• _Stated goal_: Extract the full set of records that follows, word for word.

Raw records:
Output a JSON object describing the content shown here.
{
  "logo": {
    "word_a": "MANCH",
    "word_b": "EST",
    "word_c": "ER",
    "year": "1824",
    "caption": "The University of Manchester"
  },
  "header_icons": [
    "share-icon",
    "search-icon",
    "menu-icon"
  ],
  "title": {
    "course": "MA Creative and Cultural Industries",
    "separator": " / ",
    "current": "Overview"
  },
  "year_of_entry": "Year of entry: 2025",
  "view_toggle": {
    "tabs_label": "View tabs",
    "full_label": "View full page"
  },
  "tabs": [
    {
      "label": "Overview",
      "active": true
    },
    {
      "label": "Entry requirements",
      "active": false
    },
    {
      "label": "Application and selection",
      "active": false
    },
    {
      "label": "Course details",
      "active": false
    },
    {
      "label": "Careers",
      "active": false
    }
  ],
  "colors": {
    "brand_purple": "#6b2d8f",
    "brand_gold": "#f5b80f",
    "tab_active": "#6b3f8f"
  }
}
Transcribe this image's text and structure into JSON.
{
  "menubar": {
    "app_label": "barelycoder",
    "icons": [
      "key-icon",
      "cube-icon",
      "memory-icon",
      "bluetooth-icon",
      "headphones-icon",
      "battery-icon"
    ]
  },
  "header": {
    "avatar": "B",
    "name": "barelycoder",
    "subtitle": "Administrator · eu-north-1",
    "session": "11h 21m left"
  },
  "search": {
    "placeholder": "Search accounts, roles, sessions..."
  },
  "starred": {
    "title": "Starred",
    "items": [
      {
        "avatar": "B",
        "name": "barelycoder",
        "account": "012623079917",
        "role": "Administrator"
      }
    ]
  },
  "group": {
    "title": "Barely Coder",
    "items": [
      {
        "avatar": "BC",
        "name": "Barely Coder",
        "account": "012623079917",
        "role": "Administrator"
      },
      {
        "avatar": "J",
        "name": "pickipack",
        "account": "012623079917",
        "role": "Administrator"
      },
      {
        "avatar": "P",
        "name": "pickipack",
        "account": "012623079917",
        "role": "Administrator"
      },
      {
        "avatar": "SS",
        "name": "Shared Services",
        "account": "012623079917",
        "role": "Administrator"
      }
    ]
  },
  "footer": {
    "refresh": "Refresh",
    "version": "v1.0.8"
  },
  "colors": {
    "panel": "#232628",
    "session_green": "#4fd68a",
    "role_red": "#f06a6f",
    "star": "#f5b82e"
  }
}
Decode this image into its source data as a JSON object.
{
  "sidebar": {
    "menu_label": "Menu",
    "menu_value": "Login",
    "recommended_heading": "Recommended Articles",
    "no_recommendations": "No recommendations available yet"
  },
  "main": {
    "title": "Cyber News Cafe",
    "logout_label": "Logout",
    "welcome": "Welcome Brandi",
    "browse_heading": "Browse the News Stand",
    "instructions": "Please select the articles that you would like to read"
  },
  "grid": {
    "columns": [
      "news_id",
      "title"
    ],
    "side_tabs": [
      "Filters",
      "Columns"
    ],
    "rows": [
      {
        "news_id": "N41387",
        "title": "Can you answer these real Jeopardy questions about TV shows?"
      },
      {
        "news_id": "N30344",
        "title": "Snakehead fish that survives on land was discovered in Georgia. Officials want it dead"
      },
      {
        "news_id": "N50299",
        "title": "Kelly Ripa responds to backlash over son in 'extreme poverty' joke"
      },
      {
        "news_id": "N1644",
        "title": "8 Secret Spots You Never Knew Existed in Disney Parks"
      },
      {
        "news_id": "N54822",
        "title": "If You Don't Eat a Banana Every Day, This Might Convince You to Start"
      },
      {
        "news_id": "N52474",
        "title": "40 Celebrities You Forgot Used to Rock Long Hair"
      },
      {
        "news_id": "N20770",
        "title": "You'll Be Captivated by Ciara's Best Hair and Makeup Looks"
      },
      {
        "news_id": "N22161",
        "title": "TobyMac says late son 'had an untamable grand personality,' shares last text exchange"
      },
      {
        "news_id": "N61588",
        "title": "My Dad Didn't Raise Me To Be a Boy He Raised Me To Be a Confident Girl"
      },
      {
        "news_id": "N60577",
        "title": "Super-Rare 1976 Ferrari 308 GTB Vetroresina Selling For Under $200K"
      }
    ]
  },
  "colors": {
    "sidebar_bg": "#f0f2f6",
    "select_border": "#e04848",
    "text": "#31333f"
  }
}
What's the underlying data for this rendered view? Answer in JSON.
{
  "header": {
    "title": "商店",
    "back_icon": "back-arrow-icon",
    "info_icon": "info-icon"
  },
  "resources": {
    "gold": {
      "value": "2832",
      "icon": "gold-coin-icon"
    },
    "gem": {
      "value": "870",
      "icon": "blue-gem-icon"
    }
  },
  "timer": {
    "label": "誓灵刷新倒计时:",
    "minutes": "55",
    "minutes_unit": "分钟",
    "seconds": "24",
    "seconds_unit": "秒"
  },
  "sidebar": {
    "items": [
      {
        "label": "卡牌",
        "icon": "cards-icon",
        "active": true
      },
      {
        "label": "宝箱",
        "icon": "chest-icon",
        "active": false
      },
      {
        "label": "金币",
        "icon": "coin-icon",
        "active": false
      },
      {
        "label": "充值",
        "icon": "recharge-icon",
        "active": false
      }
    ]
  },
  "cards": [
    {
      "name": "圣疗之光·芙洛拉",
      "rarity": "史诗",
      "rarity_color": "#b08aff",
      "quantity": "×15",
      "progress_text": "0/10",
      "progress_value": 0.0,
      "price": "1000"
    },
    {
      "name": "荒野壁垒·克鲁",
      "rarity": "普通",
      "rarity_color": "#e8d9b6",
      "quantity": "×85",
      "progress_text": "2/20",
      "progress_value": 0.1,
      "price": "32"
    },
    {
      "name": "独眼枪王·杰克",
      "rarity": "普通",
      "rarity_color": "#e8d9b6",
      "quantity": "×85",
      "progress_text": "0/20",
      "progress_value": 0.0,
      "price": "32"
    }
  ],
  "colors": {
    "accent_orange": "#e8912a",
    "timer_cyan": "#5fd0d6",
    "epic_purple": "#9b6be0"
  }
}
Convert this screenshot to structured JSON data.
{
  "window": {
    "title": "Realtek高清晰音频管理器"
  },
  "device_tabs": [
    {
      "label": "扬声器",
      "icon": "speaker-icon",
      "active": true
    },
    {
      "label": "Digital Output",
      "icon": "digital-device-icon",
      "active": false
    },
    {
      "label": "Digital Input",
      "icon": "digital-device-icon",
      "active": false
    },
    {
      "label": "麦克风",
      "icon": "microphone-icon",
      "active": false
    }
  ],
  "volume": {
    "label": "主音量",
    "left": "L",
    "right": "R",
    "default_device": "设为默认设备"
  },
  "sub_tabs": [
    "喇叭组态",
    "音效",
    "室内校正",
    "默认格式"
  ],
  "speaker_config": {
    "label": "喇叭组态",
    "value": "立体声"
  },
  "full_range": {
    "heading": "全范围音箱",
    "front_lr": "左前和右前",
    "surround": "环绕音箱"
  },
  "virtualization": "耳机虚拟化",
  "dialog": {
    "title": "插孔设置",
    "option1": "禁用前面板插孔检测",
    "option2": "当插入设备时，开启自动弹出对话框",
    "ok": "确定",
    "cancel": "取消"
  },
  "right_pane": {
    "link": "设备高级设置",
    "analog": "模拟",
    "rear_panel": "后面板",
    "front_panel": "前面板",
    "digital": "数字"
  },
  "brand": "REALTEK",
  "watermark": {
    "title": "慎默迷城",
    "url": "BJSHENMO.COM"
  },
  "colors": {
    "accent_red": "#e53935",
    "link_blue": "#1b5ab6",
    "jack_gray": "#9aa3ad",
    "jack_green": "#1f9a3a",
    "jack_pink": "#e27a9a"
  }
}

• _Solution to this task_:
Output a JSON object describing the content shown here.
{
  "logo": {
    "word_a": "MANCH",
    "word_b": "EST",
    "word_c": "ER",
    "year": "1824",
    "caption": "The University of Manchester"
  },
  "header_icons": [
    "share-icon",
    "search-icon",
    "menu-icon"
  ],
  "title": {
    "course": "MA Creative and Cultural Industries",
    "separator": " / ",
    "current": "Overview"
  },
  "year_of_entry": "Year of entry: 2025",
  "view_toggle": {
    "tabs_label": "View tabs",
    "full_label": "View full page"
  },
  "tabs": [
    {
      "label": "Overview",
      "active": true
    },
    {
      "label": "Entry requirements",
      "active": false
    },
    {
      "label": "Application and selection",
      "active": false
    },
    {
      "label": "Course details",
      "active": false
    },
    {
      "label": "Careers",
      "active": false
    }
  ],
  "colors": {
    "brand_purple": "#6b2d8f",
    "brand_gold": "#f5b80f",
    "tab_active": "#6b3f8f"
  }
}
Transcribe this image's text and structure into JSON.
{
  "menubar": {
    "app_label": "barelycoder",
    "icons": [
      "key-icon",
      "cube-icon",
      "memory-icon",
      "bluetooth-icon",
      "headphones-icon",
      "battery-icon"
    ]
  },
  "header": {
    "avatar": "B",
    "name": "barelycoder",
    "subtitle": "Administrator · eu-north-1",
    "session": "11h 21m left"
  },
  "search": {
    "placeholder": "Search accounts, roles, sessions..."
  },
  "starred": {
    "title": "Starred",
    "items": [
      {
        "avatar": "B",
        "name": "barelycoder",
        "account": "012623079917",
        "role": "Administrator"
      }
    ]
  },
  "group": {
    "title": "Barely Coder",
    "items": [
      {
        "avatar": "BC",
        "name": "Barely Coder",
        "account": "012623079917",
        "role": "Administrator"
      },
      {
        "avatar": "J",
        "name": "pickipack",
        "account": "012623079917",
        "role": "Administrator"
      },
      {
        "avatar": "P",
        "name": "pickipack",
        "account": "012623079917",
        "role": "Administrator"
      },
      {
        "avatar": "SS",
        "name": "Shared Services",
        "account": "012623079917",
        "role": "Administrator"
      }
    ]
  },
  "footer": {
    "refresh": "Refresh",
    "version": "v1.0.8"
  },
  "colors": {
    "panel": "#232628",
    "session_green": "#4fd68a",
    "role_red": "#f06a6f",
    "star": "#f5b82e"
  }
}
Decode this image into its source data as a JSON object.
{
  "sidebar": {
    "menu_label": "Menu",
    "menu_value": "Login",
    "recommended_heading": "Recommended Articles",
    "no_recommendations": "No recommendations available yet"
  },
  "main": {
    "title": "Cyber News Cafe",
    "logout_label": "Logout",
    "welcome": "Welcome Brandi",
    "browse_heading": "Browse the News Stand",
    "instructions": "Please select the articles that you would like to read"
  },
  "grid": {
    "columns": [
      "news_id",
      "title"
    ],
    "side_tabs": [
      "Filters",
      "Columns"
    ],
    "rows": [
      {
        "news_id": "N41387",
        "title": "Can you answer these real Jeopardy questions about TV shows?"
      },
      {
        "news_id": "N30344",
        "title": "Snakehead fish that survives on land was discovered in Georgia. Officials want it dead"
      },
      {
        "news_id": "N50299",
        "title": "Kelly Ripa responds to backlash over son in 'extreme poverty' joke"
      },
      {
        "news_id": "N1644",
        "title": "8 Secret Spots You Never Knew Existed in Disney Parks"
      },
      {
        "news_id": "N54822",
        "title": "If You Don't Eat a Banana Every Day, This Might Convince You to Start"
      },
      {
        "news_id": "N52474",
        "title": "40 Celebrities You Forgot Used to Rock Long Hair"
      },
      {
        "news_id": "N20770",
        "title": "You'll Be Captivated by Ciara's Best Hair and Makeup Looks"
      },
      {
        "news_id": "N22161",
        "title": "TobyMac says late son 'had an untamable grand personality,' shares last text exchange"
      },
      {
        "news_id": "N61588",
        "title": "My Dad Didn't Raise Me To Be a Boy He Raised Me To Be a Confident Girl"
      },
      {
        "news_id": "N60577",
        "title": "Super-Rare 1976 Ferrari 308 GTB Vetroresina Selling For Under $200K"
      }
    ]
  },
  "colors": {
    "sidebar_bg": "#f0f2f6",
    "select_border": "#e04848",
    "text": "#31333f"
  }
}
What's the underlying data for this rendered view? Answer in JSON.
{
  "header": {
    "title": "商店",
    "back_icon": "back-arrow-icon",
    "info_icon": "info-icon"
  },
  "resources": {
    "gold": {
      "value": "2832",
      "icon": "gold-coin-icon"
    },
    "gem": {
      "value": "870",
      "icon": "blue-gem-icon"
    }
  },
  "timer": {
    "label": "誓灵刷新倒计时:",
    "minutes": "55",
    "minutes_unit": "分钟",
    "seconds": "24",
    "seconds_unit": "秒"
  },
  "sidebar": {
    "items": [
      {
        "label": "卡牌",
        "icon": "cards-icon",
        "active": true
      },
      {
        "label": "宝箱",
        "icon": "chest-icon",
        "active": false
      },
      {
        "label": "金币",
        "icon": "coin-icon",
        "active": false
      },
      {
        "label": "充值",
        "icon": "recharge-icon",
        "active": false
      }
    ]
  },
  "cards": [
    {
      "name": "圣疗之光·芙洛拉",
      "rarity": "史诗",
      "rarity_color": "#b08aff",
      "quantity": "×15",
      "progress_text": "0/10",
      "progress_value": 0.0,
      "price": "1000"
    },
    {
      "name": "荒野壁垒·克鲁",
      "rarity": "普通",
      "rarity_color": "#e8d9b6",
      "quantity": "×85",
      "progress_text": "2/20",
      "progress_value": 0.1,
      "price": "32"
    },
    {
      "name": "独眼枪王·杰克",
      "rarity": "普通",
      "rarity_color": "#e8d9b6",
      "quantity": "×85",
      "progress_text": "0/20",
      "progress_value": 0.0,
      "price": "32"
    }
  ],
  "colors": {
    "accent_orange": "#e8912a",
    "timer_cyan": "#5fd0d6",
    "epic_purple": "#9b6be0"
  }
}
Convert this screenshot to structured JSON data.
{
  "window": {
    "title": "Realtek高清晰音频管理器"
  },
  "device_tabs": [
    {
      "label": "扬声器",
      "icon": "speaker-icon",
      "active": true
    },
    {
      "label": "Digital Output",
      "icon": "digital-device-icon",
      "active": false
    },
    {
      "label": "Digital Input",
      "icon": "digital-device-icon",
      "active": false
    },
    {
      "label": "麦克风",
      "icon": "microphone-icon",
      "active": false
    }
  ],
  "volume": {
    "label": "主音量",
    "left": "L",
    "right": "R",
    "default_device": "设为默认设备"
  },
  "sub_tabs": [
    "喇叭组态",
    "音效",
    "室内校正",
    "默认格式"
  ],
  "speaker_config": {
    "label": "喇叭组态",
    "value": "立体声"
  },
  "full_range": {
    "heading": "全范围音箱",
    "front_lr": "左前和右前",
    "surround": "环绕音箱"
  },
  "virtualization": "耳机虚拟化",
  "dialog": {
    "title": "插孔设置",
    "option1": "禁用前面板插孔检测",
    "option2": "当插入设备时，开启自动弹出对话框",
    "ok": "确定",
    "cancel": "取消"
  },
  "right_pane": {
    "link": "设备高级设置",
    "analog": "模拟",
    "rear_panel": "后面板",
    "front_panel": "前面板",
    "digital": "数字"
  },
  "brand": "REALTEK",
  "watermark": {
    "title": "慎默迷城",
    "url": "BJSHENMO.COM"
  },
  "colors": {
    "accent_red": "#e53935",
    "link_blue": "#1b5ab6",
    "jack_gray": "#9aa3ad",
    "jack_green": "#1f9a3a",
    "jack_pink": "#e27a9a"
  }
}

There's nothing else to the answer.